## EXTRAIT DE PAGE
_ _ _

UNIFORMITÉ, CRITIQUE BIBLIQUE ET ACTIVITÉ SURNATURELLE AU XIXE SIÈCLE

Par Nathan Bossoh


Mosaïque de Jésus-Christ au plafond dans une église de Cambridge (Royaume-Uni). Domaine public..

En juin 1887, l’écrivain canadien Grant Allen résume bien l’évolution de la science au cours des cinquante années précédentes dans un article de la Fortnightly Review (Revue bimensuelle) intitulé « The Progress of Science from 1836 to 1886 » (Progrès de la science de 1836 à 1886). Après avoir fourni un aperçu élaboré mais succinct de l’immense expansion de la science, Allen conclut que:

Contrairement à la science fragmentaire et disjonctive d’il y a cinquante ans, la science moderne nous offre aujourd’hui le spectacle d’un cosmos simple, unifié et compréhensible, composé partout des mêmes éléments premiers, réunis partout par les mêmes grandes forces, animé partout par les mêmes énergies constantes et indestructibles, évoluant partout dans le même sens selon les mêmes principes sous-jacents 

Allen, G., 1887. LE PROGRÈS DE LA SCIENCE DE 1836 À 1886. Fortnightly Review (Revue bimensuelle), mai 1865 – juin 1934, 41 (246), p.868-884.

Les commentaires d’Allen étaient une allusion directe au principe d’uniformité dans la nature ; il s’agissait de l’idée selon laquelle la science avait montré – par la méthode inductive – que l’univers agissait selon certaines lois fixes qui ne pouvaient être modifiées à aucun moment, passé, présent ou futur. Cela posait un problème pour une considération religieuse particulière : si la science confirmait l’uniformité, quelle place y avait-il pour l’intervention de Dieu dans la nature ? Pendant les années 1860 et 70, cette question a été portée au premier plan de la société britannique, mais comme je vais le démontrer, ce n’était pas un simple cas de conflit entre la science et la religion. Les théistes comme les naturalistes ont utilisé l’uniformité pour expliquer comment les miracles pouvaient ou non se produire, et très souvent les frontières supposées entre science et religion étaient très floues.

_ _ _

## DONNÉES FOURNIES
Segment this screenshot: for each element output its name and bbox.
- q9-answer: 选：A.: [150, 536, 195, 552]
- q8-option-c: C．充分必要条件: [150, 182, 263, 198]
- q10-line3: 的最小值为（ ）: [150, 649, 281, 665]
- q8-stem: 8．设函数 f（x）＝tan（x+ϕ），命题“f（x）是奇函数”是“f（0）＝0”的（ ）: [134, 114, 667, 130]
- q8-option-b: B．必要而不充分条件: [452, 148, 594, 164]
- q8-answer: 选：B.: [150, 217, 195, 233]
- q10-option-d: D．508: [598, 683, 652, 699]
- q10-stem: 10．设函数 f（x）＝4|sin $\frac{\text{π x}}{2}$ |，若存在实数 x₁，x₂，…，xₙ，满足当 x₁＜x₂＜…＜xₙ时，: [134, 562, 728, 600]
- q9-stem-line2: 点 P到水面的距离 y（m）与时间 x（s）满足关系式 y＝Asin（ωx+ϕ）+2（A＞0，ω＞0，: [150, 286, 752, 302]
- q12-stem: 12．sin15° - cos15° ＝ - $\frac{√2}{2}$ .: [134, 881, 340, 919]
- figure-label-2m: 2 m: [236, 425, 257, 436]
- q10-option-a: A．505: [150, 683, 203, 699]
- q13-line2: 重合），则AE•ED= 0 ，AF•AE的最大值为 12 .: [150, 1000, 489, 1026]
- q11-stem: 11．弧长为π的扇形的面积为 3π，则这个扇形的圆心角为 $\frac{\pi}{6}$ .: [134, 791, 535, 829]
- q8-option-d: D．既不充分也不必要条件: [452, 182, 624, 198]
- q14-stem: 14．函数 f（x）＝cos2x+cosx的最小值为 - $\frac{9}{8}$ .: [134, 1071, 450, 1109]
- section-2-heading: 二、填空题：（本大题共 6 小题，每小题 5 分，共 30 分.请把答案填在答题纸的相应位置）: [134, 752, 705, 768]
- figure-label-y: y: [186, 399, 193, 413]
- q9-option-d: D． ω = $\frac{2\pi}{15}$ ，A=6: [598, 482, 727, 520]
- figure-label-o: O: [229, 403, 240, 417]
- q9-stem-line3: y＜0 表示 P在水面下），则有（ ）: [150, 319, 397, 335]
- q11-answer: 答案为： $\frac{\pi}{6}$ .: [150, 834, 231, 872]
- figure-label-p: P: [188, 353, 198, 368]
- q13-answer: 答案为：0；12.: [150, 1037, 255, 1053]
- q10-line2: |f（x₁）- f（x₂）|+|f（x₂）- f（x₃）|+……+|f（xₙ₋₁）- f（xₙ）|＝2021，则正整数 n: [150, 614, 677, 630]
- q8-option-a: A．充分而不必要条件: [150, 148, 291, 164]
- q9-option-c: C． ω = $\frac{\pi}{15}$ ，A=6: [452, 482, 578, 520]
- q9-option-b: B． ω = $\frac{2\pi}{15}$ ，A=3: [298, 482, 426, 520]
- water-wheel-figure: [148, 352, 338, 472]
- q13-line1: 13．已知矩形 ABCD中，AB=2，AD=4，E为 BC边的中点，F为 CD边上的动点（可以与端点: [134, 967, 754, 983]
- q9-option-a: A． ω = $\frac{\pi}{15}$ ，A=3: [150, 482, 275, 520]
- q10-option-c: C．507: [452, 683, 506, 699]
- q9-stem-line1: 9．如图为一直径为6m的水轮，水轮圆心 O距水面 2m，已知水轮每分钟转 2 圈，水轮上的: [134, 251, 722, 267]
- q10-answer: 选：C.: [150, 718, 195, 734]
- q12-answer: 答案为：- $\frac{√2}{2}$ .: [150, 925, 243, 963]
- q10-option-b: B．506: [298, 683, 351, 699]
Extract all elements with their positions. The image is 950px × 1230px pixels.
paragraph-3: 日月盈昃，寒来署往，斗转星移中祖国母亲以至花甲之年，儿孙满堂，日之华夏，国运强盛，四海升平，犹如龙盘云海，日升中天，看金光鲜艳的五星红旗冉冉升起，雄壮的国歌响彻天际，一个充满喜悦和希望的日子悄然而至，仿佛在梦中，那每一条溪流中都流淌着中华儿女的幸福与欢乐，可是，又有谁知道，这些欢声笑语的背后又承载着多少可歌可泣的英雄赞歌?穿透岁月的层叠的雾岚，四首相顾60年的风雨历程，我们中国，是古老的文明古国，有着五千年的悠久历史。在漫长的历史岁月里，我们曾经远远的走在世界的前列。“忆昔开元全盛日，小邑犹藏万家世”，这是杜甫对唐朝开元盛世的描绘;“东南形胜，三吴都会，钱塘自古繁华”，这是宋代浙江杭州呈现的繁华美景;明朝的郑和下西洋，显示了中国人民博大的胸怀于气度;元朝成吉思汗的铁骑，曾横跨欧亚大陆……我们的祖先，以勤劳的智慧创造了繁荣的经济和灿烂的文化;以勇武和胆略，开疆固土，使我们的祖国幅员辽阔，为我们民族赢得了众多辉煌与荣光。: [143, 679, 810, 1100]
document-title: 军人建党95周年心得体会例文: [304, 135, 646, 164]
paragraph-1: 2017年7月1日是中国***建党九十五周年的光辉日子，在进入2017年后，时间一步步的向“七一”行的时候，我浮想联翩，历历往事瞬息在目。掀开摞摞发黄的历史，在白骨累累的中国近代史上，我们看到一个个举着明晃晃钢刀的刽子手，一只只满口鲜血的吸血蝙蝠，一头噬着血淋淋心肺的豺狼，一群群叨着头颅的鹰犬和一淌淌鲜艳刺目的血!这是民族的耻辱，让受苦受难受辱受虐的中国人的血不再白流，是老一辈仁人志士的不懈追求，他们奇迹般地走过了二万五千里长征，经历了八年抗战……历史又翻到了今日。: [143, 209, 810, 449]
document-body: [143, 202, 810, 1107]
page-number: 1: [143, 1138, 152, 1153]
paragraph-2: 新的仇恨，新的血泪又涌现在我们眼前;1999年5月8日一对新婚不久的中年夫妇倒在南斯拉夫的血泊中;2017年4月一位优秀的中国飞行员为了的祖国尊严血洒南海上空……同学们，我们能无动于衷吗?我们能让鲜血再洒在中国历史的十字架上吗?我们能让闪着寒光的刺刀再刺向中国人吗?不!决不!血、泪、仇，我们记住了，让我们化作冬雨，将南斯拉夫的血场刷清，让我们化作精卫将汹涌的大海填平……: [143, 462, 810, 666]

_ _ _

## SÉRIE DE CONSIGNES
A. Dans la citation de Grant Allen reproduite dans l'article, quels adjectifs qualifient le cosmos offert par la science moderne ?
B. Reproduisez à l'identique les rangées, en commençant à leur toute première ligne et en terminant à la ligne qui contient « - q14-stem: 14．函数 », celle-ci comprise.
Les rangées n'ont aucun lien avec l'article.

## CORRIGÉ DES CONSIGNES
A. simple, unifié, compréhensible

B.
Segment this screenshot: for each element output its name and bbox.
- q9-answer: 选：A.: [150, 536, 195, 552]
- q8-option-c: C．充分必要条件: [150, 182, 263, 198]
- q10-line3: 的最小值为（ ）: [150, 649, 281, 665]
- q8-stem: 8．设函数 f（x）＝tan（x+ϕ），命题“f（x）是奇函数”是“f（0）＝0”的（ ）: [134, 114, 667, 130]
- q8-option-b: B．必要而不充分条件: [452, 148, 594, 164]
- q8-answer: 选：B.: [150, 217, 195, 233]
- q10-option-d: D．508: [598, 683, 652, 699]
- q10-stem: 10．设函数 f（x）＝4|sin $\frac{\text{π x}}{2}$ |，若存在实数 x₁，x₂，…，xₙ，满足当 x₁＜x₂＜…＜xₙ时，: [134, 562, 728, 600]
- q9-stem-line2: 点 P到水面的距离 y（m）与时间 x（s）满足关系式 y＝Asin（ωx+ϕ）+2（A＞0，ω＞0，: [150, 286, 752, 302]
- q12-stem: 12．sin15° - cos15° ＝ - $\frac{√2}{2}$ .: [134, 881, 340, 919]
- figure-label-2m: 2 m: [236, 425, 257, 436]
- q10-option-a: A．505: [150, 683, 203, 699]
- q13-line2: 重合），则AE•ED= 0 ，AF•AE的最大值为 12 .: [150, 1000, 489, 1026]
- q11-stem: 11．弧长为π的扇形的面积为 3π，则这个扇形的圆心角为 $\frac{\pi}{6}$ .: [134, 791, 535, 829]
- q8-option-d: D．既不充分也不必要条件: [452, 182, 624, 198]
- q14-stem: 14．函数 f（x）＝cos2x+cosx的最小值为 - $\frac{9}{8}$ .: [134, 1071, 450, 1109]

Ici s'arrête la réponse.